◆ What you need to do ◆
Please copy the records below line for line, leaving out the pictures.

◆ Records from a dataset ◆

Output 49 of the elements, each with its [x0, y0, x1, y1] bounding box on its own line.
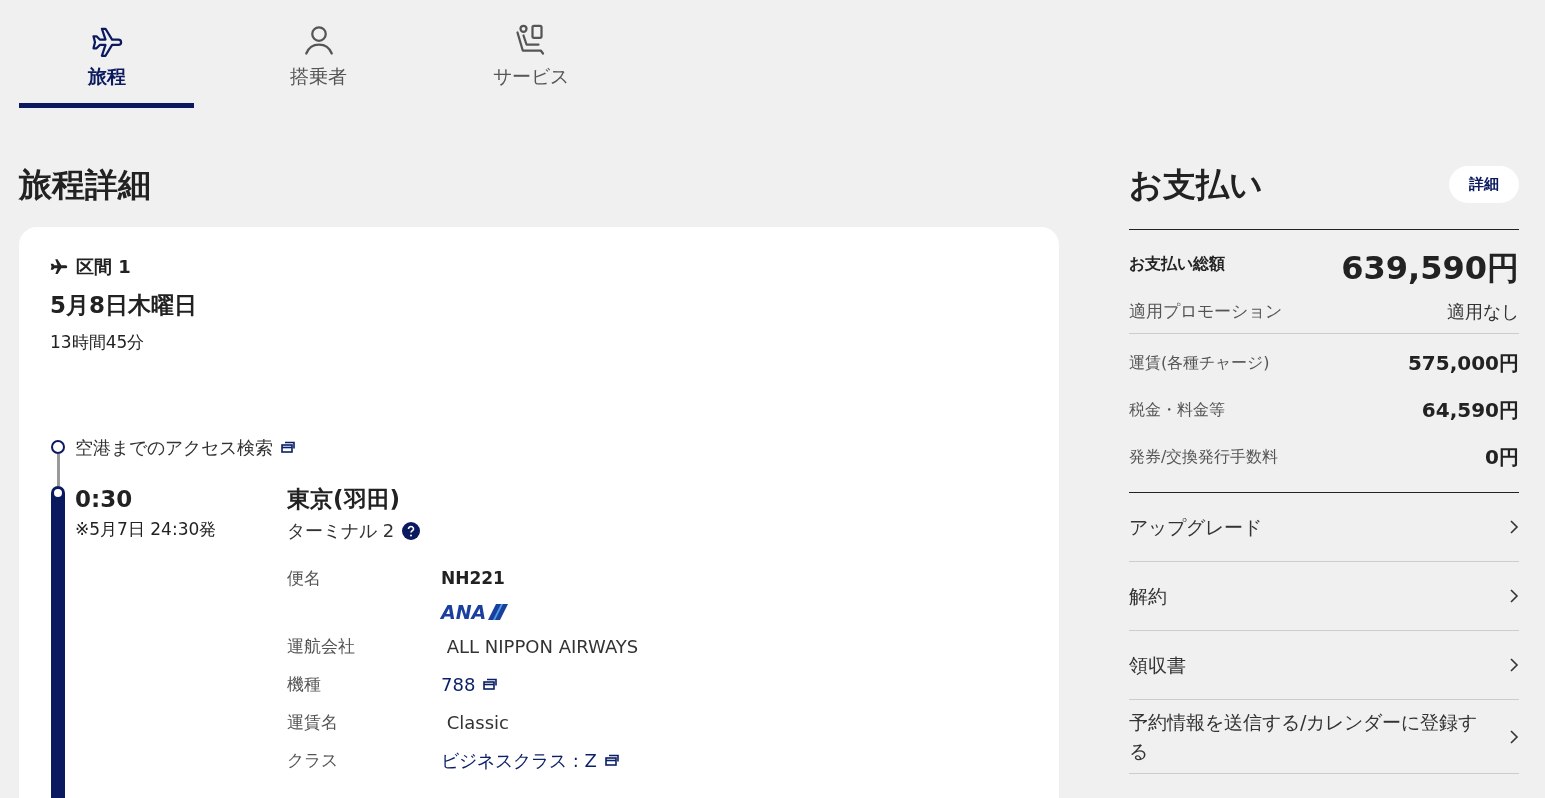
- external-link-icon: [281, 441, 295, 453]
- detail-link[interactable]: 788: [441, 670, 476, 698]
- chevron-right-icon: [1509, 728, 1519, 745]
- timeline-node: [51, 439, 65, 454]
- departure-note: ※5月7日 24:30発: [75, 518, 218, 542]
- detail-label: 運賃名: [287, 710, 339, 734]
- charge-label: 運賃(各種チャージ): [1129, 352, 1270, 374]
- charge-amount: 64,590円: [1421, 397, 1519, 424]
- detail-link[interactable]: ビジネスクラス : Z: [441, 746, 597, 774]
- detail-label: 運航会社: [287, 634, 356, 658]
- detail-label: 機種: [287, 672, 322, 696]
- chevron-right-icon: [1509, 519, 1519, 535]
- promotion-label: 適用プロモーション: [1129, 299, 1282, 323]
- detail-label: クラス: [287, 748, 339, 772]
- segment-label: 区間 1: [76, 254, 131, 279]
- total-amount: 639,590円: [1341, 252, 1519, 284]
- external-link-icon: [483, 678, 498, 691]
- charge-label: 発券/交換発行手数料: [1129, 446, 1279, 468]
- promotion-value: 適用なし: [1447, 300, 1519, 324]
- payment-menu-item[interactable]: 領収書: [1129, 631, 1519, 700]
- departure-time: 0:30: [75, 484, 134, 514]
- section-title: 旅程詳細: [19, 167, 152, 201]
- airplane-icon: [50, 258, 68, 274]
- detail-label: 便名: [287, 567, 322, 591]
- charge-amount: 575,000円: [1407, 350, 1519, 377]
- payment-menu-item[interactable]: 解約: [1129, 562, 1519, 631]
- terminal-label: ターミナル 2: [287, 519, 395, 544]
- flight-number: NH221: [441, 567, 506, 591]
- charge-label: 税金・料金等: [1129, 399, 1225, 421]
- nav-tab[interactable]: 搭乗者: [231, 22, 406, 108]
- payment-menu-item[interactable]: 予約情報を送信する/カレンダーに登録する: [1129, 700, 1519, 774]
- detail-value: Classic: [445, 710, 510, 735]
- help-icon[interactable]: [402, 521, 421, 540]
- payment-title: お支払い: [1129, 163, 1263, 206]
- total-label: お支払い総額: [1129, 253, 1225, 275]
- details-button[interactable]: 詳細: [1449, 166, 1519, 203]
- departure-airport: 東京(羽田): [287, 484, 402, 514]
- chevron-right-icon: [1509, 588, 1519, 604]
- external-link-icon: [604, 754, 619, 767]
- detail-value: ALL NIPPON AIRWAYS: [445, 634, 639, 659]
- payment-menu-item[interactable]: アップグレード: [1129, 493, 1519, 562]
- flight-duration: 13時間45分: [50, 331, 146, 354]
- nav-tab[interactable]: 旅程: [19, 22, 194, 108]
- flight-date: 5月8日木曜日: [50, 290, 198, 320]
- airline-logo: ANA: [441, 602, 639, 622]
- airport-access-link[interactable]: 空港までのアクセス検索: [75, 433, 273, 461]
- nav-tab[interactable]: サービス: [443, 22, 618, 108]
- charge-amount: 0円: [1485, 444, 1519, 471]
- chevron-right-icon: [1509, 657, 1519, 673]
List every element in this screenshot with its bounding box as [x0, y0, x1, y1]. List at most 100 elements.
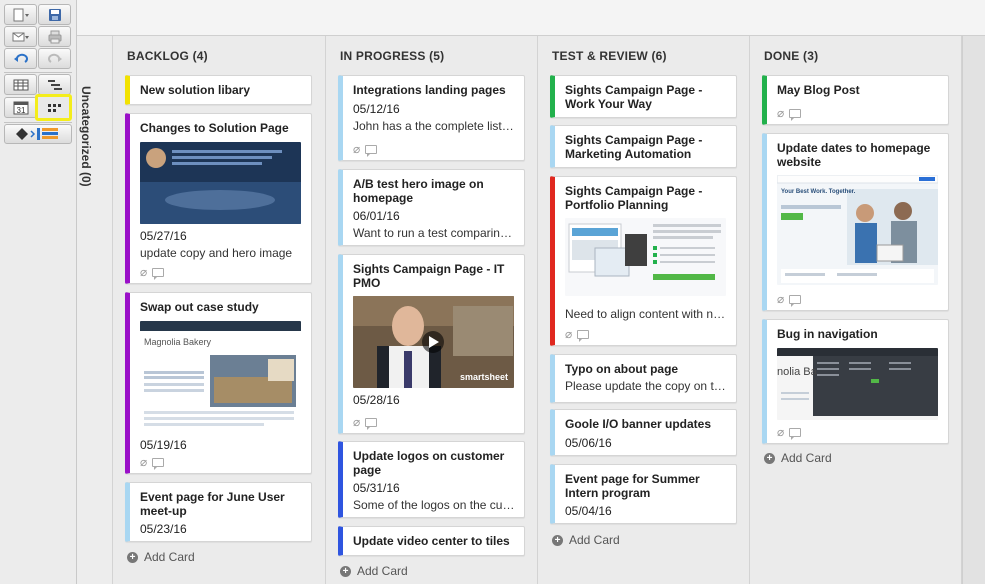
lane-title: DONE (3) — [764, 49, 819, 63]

◆ Result of the exercise ◆
Output 49 of the elements, each with its [x0, y0, x1, y1] bounding box on its own line.
- external-link-icon: [281, 441, 295, 453]
- detail-link[interactable]: 788: [441, 670, 476, 698]
- chevron-right-icon: [1509, 728, 1519, 745]
- timeline-node: [51, 439, 65, 454]
- departure-note: ※5月7日 24:30発: [75, 518, 218, 542]
- detail-label: 運賃名: [287, 710, 339, 734]
- charge-label: 運賃(各種チャージ): [1129, 352, 1270, 374]
- charge-amount: 64,590円: [1421, 397, 1519, 424]
- detail-link[interactable]: ビジネスクラス : Z: [441, 746, 597, 774]
- detail-label: 運航会社: [287, 634, 356, 658]
- detail-label: 機種: [287, 672, 322, 696]
- chevron-right-icon: [1509, 519, 1519, 535]
- promotion-label: 適用プロモーション: [1129, 299, 1282, 323]
- detail-label: クラス: [287, 748, 339, 772]
- segment-label: 区間 1: [76, 254, 131, 279]
- total-amount: 639,590円: [1341, 252, 1519, 284]
- external-link-icon: [483, 678, 498, 691]
- charge-label: 発券/交換発行手数料: [1129, 446, 1279, 468]
- promotion-value: 適用なし: [1447, 300, 1519, 324]
- payment-menu-item[interactable]: 領収書: [1129, 631, 1519, 700]
- departure-time: 0:30: [75, 484, 134, 514]
- section-title: 旅程詳細: [19, 167, 152, 201]
- airplane-icon: [50, 258, 68, 274]
- detail-label: 便名: [287, 567, 322, 591]
- charge-amount: 575,000円: [1407, 350, 1519, 377]
- payment-menu-item[interactable]: 解約: [1129, 562, 1519, 631]
- terminal-label: ターミナル 2: [287, 519, 395, 544]
- flight-number: NH221: [441, 567, 506, 591]
- charge-label: 税金・料金等: [1129, 399, 1225, 421]
- nav-tab[interactable]: 搭乗者: [231, 22, 406, 108]
- payment-menu-item[interactable]: 予約情報を送信する/カレンダーに登録する: [1129, 700, 1519, 774]
- detail-value: Classic: [445, 710, 510, 735]
- help-icon[interactable]: [402, 521, 421, 540]
- payment-title: お支払い: [1129, 163, 1263, 206]
- total-label: お支払い総額: [1129, 253, 1225, 275]
- details-button[interactable]: 詳細: [1449, 166, 1519, 203]
- departure-airport: 東京(羽田): [287, 484, 402, 514]
- chevron-right-icon: [1509, 588, 1519, 604]
- external-link-icon: [604, 754, 619, 767]
- detail-value: ALL NIPPON AIRWAYS: [445, 634, 639, 659]
- payment-menu-item[interactable]: アップグレード: [1129, 493, 1519, 562]
- flight-duration: 13時間45分: [50, 331, 146, 354]
- nav-tab[interactable]: 旅程: [19, 22, 194, 108]
- flight-date: 5月8日木曜日: [50, 290, 198, 320]
- airline-logo: ANA: [441, 602, 639, 622]
- airport-access-link[interactable]: 空港までのアクセス検索: [75, 433, 273, 461]
- nav-tab[interactable]: サービス: [443, 22, 618, 108]
- charge-amount: 0円: [1485, 444, 1519, 471]
- chevron-right-icon: [1509, 657, 1519, 673]
List every element in this screenshot with its bounding box as [x0, y0, x1, y1]. List at most 100 elements.
lane-title: DONE (3) — [764, 49, 819, 63]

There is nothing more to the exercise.